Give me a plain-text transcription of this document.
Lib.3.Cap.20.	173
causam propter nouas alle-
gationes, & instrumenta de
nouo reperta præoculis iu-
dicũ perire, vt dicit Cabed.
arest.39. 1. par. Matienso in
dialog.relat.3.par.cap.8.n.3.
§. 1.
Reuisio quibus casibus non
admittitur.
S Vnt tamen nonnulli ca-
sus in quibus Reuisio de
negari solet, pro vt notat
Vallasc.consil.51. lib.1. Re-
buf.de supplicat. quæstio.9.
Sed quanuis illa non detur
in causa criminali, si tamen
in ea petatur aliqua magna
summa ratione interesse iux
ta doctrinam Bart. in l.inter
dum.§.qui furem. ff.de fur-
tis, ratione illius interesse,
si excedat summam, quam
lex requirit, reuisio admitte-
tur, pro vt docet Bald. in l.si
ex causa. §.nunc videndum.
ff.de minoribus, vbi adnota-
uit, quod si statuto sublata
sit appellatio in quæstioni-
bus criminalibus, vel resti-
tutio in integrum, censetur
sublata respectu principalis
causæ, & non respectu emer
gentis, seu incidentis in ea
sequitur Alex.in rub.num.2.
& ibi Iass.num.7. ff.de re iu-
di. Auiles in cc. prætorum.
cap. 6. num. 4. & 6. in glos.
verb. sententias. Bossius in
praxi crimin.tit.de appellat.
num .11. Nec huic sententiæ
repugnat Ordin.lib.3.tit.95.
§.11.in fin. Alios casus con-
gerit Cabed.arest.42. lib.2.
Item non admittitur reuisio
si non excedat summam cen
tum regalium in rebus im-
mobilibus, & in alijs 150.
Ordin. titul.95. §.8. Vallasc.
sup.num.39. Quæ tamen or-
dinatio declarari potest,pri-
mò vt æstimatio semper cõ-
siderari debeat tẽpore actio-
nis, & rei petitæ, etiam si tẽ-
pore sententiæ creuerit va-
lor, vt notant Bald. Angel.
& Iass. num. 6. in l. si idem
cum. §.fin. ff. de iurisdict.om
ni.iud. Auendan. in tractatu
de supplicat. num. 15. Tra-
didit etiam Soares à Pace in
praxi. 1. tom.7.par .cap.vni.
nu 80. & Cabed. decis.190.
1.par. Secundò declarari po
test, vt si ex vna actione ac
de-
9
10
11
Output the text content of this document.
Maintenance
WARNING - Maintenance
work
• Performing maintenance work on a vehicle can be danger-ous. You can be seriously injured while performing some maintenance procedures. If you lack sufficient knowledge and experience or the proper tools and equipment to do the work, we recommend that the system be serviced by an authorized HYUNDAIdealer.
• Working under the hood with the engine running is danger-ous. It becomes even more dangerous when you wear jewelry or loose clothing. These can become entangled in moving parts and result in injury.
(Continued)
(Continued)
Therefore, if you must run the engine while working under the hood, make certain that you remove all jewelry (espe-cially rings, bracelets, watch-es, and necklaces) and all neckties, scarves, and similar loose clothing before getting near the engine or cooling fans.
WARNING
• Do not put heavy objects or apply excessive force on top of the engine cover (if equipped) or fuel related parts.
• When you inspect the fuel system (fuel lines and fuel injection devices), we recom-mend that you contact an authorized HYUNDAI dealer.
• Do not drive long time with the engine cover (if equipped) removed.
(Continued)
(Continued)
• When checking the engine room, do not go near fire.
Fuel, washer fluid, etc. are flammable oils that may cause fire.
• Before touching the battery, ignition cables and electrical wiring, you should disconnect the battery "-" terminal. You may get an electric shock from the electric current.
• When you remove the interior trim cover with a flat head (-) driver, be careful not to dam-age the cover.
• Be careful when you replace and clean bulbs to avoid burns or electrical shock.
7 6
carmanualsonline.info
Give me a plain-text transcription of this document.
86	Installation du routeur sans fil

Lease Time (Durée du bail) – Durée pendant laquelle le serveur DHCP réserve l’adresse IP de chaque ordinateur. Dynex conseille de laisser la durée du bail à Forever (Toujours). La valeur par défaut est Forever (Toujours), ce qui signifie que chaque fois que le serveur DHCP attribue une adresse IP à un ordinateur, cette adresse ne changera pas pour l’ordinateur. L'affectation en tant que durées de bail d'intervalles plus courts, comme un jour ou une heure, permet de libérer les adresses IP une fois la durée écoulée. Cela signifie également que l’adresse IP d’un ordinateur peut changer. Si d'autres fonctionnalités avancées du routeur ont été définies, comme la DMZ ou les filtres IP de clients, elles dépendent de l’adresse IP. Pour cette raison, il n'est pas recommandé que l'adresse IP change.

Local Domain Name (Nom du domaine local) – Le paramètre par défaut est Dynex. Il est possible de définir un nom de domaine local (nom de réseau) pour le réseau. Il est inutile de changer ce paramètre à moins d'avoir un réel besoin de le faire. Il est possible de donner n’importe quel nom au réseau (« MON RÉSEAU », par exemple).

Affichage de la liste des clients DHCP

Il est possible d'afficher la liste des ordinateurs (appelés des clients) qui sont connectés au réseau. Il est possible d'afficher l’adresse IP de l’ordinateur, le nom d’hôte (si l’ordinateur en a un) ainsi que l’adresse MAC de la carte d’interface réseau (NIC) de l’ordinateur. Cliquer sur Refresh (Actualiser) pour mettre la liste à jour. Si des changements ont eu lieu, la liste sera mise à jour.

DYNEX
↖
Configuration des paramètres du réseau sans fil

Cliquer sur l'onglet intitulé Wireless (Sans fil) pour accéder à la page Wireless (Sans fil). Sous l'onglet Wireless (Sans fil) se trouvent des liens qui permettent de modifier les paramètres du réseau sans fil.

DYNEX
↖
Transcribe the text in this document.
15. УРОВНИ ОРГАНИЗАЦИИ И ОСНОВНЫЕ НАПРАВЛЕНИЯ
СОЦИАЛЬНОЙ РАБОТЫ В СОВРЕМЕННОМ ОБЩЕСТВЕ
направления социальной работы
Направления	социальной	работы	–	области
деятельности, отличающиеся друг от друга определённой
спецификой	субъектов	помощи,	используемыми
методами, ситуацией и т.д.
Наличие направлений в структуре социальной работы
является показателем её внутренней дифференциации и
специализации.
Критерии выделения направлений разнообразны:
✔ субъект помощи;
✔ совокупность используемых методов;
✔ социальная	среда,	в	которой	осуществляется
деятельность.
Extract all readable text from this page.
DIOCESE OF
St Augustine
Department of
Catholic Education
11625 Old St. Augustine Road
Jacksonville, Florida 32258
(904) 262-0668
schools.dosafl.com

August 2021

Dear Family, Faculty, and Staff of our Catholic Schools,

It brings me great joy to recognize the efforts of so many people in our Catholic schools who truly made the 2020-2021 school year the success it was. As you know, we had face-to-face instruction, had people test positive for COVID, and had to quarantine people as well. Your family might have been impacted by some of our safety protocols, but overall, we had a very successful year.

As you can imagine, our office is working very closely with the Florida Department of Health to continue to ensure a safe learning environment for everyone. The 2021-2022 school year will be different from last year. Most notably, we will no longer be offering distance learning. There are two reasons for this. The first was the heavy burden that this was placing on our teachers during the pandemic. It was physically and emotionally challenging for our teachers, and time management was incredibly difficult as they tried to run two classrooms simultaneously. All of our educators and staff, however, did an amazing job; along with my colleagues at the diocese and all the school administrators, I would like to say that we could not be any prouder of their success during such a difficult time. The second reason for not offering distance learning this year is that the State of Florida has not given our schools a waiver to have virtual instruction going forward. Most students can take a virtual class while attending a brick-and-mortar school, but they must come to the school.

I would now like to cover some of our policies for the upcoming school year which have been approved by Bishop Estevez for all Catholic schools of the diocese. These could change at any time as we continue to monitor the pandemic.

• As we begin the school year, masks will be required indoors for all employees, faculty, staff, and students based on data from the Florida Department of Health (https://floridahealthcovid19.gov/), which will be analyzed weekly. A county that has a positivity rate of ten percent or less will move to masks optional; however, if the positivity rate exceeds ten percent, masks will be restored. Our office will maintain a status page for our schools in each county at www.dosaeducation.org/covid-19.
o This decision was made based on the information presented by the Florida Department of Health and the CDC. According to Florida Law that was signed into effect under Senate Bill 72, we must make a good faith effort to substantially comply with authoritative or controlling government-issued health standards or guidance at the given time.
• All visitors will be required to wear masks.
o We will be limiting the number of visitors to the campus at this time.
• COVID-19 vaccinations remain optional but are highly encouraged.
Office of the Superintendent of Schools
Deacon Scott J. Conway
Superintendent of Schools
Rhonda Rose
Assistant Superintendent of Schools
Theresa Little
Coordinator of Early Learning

+--

**INSTRUCTIONS TO FOLLOW**
From the entries above, copy out every line where the string "which" appears.

**EXERCISE ANSWER**
I would now like to cover some of our policies for the upcoming school year which have been approved by Bishop Estevez for all Catholic schools of the diocese. These could change at any time as we continue to monitor the pandemic.
• As we begin the school year, masks will be required indoors for all employees, faculty, staff, and students based on data from the Florida Department of Health (https://floridahealthcovid19.gov/), which will be analyzed weekly. A county that has a positivity rate of ten percent or less will move to masks optional; however, if the positivity rate exceeds ten percent, masks will be restored. Our office will maintain a status page for our schools in each county at www.dosaeducation.org/covid-19.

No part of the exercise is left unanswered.